Exercise:
Repeat every record below exactly as written.

(Some records)
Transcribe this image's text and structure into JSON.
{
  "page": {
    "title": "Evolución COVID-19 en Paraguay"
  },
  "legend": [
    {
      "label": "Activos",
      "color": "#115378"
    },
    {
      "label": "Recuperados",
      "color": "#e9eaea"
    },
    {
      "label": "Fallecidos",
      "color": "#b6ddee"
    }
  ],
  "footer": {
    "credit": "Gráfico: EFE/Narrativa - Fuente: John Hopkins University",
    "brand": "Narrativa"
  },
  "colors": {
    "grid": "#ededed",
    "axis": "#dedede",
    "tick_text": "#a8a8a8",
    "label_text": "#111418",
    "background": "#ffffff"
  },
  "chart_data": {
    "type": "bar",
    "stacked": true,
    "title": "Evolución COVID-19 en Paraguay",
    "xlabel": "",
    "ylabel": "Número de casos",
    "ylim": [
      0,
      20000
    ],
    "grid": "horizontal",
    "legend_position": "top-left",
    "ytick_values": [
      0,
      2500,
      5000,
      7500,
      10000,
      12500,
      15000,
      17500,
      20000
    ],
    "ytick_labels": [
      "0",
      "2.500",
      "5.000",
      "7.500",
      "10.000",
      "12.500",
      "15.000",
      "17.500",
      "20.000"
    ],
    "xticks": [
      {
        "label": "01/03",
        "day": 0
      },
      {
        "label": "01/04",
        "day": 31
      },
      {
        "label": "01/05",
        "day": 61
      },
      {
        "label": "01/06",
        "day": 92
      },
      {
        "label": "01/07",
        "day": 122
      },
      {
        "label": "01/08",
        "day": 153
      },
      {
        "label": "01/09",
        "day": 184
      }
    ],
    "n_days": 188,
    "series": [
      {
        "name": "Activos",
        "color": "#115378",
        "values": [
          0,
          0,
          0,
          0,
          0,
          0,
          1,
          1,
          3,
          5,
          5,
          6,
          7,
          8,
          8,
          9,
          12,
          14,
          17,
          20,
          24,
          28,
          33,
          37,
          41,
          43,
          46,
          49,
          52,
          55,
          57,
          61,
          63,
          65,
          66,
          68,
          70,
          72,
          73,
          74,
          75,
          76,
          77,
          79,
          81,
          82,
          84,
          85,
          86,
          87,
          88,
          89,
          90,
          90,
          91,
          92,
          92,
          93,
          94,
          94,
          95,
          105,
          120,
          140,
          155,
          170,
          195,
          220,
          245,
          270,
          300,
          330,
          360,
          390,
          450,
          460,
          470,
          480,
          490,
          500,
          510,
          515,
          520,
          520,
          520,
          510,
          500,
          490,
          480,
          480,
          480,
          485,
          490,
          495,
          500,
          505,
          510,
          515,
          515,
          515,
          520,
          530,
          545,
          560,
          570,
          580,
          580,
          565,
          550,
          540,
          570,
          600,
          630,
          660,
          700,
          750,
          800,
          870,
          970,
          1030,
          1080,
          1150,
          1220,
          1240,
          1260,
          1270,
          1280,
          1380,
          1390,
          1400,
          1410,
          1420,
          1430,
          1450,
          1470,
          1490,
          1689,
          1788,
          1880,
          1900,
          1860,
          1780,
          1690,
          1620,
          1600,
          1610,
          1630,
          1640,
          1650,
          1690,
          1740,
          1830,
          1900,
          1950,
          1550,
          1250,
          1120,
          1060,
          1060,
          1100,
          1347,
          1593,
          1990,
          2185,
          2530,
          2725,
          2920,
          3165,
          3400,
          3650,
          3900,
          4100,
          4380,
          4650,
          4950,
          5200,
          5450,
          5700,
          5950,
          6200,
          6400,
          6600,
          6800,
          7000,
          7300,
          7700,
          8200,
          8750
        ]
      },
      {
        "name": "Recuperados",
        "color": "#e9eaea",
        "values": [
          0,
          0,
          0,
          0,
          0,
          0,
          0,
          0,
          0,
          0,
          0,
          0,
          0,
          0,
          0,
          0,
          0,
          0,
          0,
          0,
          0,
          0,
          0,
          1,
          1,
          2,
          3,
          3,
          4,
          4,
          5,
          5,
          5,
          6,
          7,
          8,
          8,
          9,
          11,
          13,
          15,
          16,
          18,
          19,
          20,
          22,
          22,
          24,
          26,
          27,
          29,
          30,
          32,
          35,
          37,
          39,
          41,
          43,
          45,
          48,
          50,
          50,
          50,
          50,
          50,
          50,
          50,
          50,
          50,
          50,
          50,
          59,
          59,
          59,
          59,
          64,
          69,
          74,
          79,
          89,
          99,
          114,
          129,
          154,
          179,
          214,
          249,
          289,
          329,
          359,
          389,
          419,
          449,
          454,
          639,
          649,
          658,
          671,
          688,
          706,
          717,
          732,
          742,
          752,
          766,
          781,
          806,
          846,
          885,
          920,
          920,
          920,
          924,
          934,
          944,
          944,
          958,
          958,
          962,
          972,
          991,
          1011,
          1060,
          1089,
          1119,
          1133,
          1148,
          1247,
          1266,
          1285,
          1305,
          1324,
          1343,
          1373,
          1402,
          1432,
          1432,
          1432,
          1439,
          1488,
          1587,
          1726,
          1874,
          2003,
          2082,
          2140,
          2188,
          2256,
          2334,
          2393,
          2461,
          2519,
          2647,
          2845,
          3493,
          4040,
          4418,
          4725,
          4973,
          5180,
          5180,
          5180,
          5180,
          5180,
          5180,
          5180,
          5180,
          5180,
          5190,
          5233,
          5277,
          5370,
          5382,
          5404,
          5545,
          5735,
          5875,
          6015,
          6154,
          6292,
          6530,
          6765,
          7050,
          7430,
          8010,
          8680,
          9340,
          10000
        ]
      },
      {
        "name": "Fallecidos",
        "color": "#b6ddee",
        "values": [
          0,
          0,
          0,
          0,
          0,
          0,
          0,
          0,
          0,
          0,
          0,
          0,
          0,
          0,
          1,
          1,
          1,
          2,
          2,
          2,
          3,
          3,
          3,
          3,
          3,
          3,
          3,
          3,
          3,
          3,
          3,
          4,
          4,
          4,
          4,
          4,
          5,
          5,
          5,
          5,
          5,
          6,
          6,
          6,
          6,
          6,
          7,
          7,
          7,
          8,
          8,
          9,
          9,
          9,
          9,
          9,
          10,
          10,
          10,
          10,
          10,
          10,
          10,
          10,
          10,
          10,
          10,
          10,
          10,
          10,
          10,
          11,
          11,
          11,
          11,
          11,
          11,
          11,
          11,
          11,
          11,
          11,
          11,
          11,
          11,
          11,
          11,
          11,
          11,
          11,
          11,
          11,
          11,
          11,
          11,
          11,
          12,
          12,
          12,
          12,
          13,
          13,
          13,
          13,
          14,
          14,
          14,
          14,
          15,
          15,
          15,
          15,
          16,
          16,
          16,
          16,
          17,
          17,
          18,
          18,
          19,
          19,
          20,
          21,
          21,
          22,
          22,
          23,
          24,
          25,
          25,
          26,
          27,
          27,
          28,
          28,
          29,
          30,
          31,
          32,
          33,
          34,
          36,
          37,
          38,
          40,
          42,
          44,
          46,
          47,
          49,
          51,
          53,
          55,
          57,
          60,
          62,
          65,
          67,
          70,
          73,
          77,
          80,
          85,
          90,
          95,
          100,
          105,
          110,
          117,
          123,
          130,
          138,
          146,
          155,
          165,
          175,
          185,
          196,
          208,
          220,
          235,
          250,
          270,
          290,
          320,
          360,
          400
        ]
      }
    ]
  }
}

Result for this task:
Transcribe this image's text and structure into JSON.
{
  "page": {
    "title": "Evolución COVID-19 en Paraguay"
  },
  "legend": [
    {
      "label": "Activos",
      "color": "#115378"
    },
    {
      "label": "Recuperados",
      "color": "#e9eaea"
    },
    {
      "label": "Fallecidos",
      "color": "#b6ddee"
    }
  ],
  "footer": {
    "credit": "Gráfico: EFE/Narrativa - Fuente: John Hopkins University",
    "brand": "Narrativa"
  },
  "colors": {
    "grid": "#ededed",
    "axis": "#dedede",
    "tick_text": "#a8a8a8",
    "label_text": "#111418",
    "background": "#ffffff"
  },
  "chart_data": {
    "type": "bar",
    "stacked": true,
    "title": "Evolución COVID-19 en Paraguay",
    "xlabel": "",
    "ylabel": "Número de casos",
    "ylim": [
      0,
      20000
    ],
    "grid": "horizontal",
    "legend_position": "top-left",
    "ytick_values": [
      0,
      2500,
      5000,
      7500,
      10000,
      12500,
      15000,
      17500,
      20000
    ],
    "ytick_labels": [
      "0",
      "2.500",
      "5.000",
      "7.500",
      "10.000",
      "12.500",
      "15.000",
      "17.500",
      "20.000"
    ],
    "xticks": [
      {
        "label": "01/03",
        "day": 0
      },
      {
        "label": "01/04",
        "day": 31
      },
      {
        "label": "01/05",
        "day": 61
      },
      {
        "label": "01/06",
        "day": 92
      },
      {
        "label": "01/07",
        "day": 122
      },
      {
        "label": "01/08",
        "day": 153
      },
      {
        "label": "01/09",
        "day": 184
      }
    ],
    "n_days": 188,
    "series": [
      {
        "name": "Activos",
        "color": "#115378",
        "values": [
          0,
          0,
          0,
          0,
          0,
          0,
          1,
          1,
          3,
          5,
          5,
          6,
          7,
          8,
          8,
          9,
          12,
          14,
          17,
          20,
          24,
          28,
          33,
          37,
          41,
          43,
          46,
          49,
          52,
          55,
          57,
          61,
          63,
          65,
          66,
          68,
          70,
          72,
          73,
          74,
          75,
          76,
          77,
          79,
          81,
          82,
          84,
          85,
          86,
          87,
          88,
          89,
          90,
          90,
          91,
          92,
          92,
          93,
          94,
          94,
          95,
          105,
          120,
          140,
          155,
          170,
          195,
          220,
          245,
          270,
          300,
          330,
          360,
          390,
          450,
          460,
          470,
          480,
          490,
          500,
          510,
          515,
          520,
          520,
          520,
          510,
          500,
          490,
          480,
          480,
          480,
          485,
          490,
          495,
          500,
          505,
          510,
          515,
          515,
          515,
          520,
          530,
          545,
          560,
          570,
          580,
          580,
          565,
          550,
          540,
          570,
          600,
          630,
          660,
          700,
          750,
          800,
          870,
          970,
          1030,
          1080,
          1150,
          1220,
          1240,
          1260,
          1270,
          1280,
          1380,
          1390,
          1400,
          1410,
          1420,
          1430,
          1450,
          1470,
          1490,
          1689,
          1788,
          1880,
          1900,
          1860,
          1780,
          1690,
          1620,
          1600,
          1610,
          1630,
          1640,
          1650,
          1690,
          1740,
          1830,
          1900,
          1950,
          1550,
          1250,
          1120,
          1060,
          1060,
          1100,
          1347,
          1593,
          1990,
          2185,
          2530,
          2725,
          2920,
          3165,
          3400,
          3650,
          3900,
          4100,
          4380,
          4650,
          4950,
          5200,
          5450,
          5700,
          5950,
          6200,
          6400,
          6600,
          6800,
          7000,
          7300,
          7700,
          8200,
          8750
        ]
      },
      {
        "name": "Recuperados",
        "color": "#e9eaea",
        "values": [
          0,
          0,
          0,
          0,
          0,
          0,
          0,
          0,
          0,
          0,
          0,
          0,
          0,
          0,
          0,
          0,
          0,
          0,
          0,
          0,
          0,
          0,
          0,
          1,
          1,
          2,
          3,
          3,
          4,
          4,
          5,
          5,
          5,
          6,
          7,
          8,
          8,
          9,
          11,
          13,
          15,
          16,
          18,
          19,
          20,
          22,
          22,
          24,
          26,
          27,
          29,
          30,
          32,
          35,
          37,
          39,
          41,
          43,
          45,
          48,
          50,
          50,
          50,
          50,
          50,
          50,
          50,
          50,
          50,
          50,
          50,
          59,
          59,
          59,
          59,
          64,
          69,
          74,
          79,
          89,
          99,
          114,
          129,
          154,
          179,
          214,
          249,
          289,
          329,
          359,
          389,
          419,
          449,
          454,
          639,
          649,
          658,
          671,
          688,
          706,
          717,
          732,
          742,
          752,
          766,
          781,
          806,
          846,
          885,
          920,
          920,
          920,
          924,
          934,
          944,
          944,
          958,
          958,
          962,
          972,
          991,
          1011,
          1060,
          1089,
          1119,
          1133,
          1148,
          1247,
          1266,
          1285,
          1305,
          1324,
          1343,
          1373,
          1402,
          1432,
          1432,
          1432,
          1439,
          1488,
          1587,
          1726,
          1874,
          2003,
          2082,
          2140,
          2188,
          2256,
          2334,
          2393,
          2461,
          2519,
          2647,
          2845,
          3493,
          4040,
          4418,
          4725,
          4973,
          5180,
          5180,
          5180,
          5180,
          5180,
          5180,
          5180,
          5180,
          5180,
          5190,
          5233,
          5277,
          5370,
          5382,
          5404,
          5545,
          5735,
          5875,
          6015,
          6154,
          6292,
          6530,
          6765,
          7050,
          7430,
          8010,
          8680,
          9340,
          10000
        ]
      },
      {
        "name": "Fallecidos",
        "color": "#b6ddee",
        "values": [
          0,
          0,
          0,
          0,
          0,
          0,
          0,
          0,
          0,
          0,
          0,
          0,
          0,
          0,
          1,
          1,
          1,
          2,
          2,
          2,
          3,
          3,
          3,
          3,
          3,
          3,
          3,
          3,
          3,
          3,
          3,
          4,
          4,
          4,
          4,
          4,
          5,
          5,
          5,
          5,
          5,
          6,
          6,
          6,
          6,
          6,
          7,
          7,
          7,
          8,
          8,
          9,
          9,
          9,
          9,
          9,
          10,
          10,
          10,
          10,
          10,
          10,
          10,
          10,
          10,
          10,
          10,
          10,
          10,
          10,
          10,
          11,
          11,
          11,
          11,
          11,
          11,
          11,
          11,
          11,
          11,
          11,
          11,
          11,
          11,
          11,
          11,
          11,
          11,
          11,
          11,
          11,
          11,
          11,
          11,
          11,
          12,
          12,
          12,
          12,
          13,
          13,
          13,
          13,
          14,
          14,
          14,
          14,
          15,
          15,
          15,
          15,
          16,
          16,
          16,
          16,
          17,
          17,
          18,
          18,
          19,
          19,
          20,
          21,
          21,
          22,
          22,
          23,
          24,
          25,
          25,
          26,
          27,
          27,
          28,
          28,
          29,
          30,
          31,
          32,
          33,
          34,
          36,
          37,
          38,
          40,
          42,
          44,
          46,
          47,
          49,
          51,
          53,
          55,
          57,
          60,
          62,
          65,
          67,
          70,
          73,
          77,
          80,
          85,
          90,
          95,
          100,
          105,
          110,
          117,
          123,
          130,
          138,
          146,
          155,
          165,
          175,
          185,
          196,
          208,
          220,
          235,
          250,
          270,
          290,
          320,
          360,
          400
        ]
      }
    ]
  }
}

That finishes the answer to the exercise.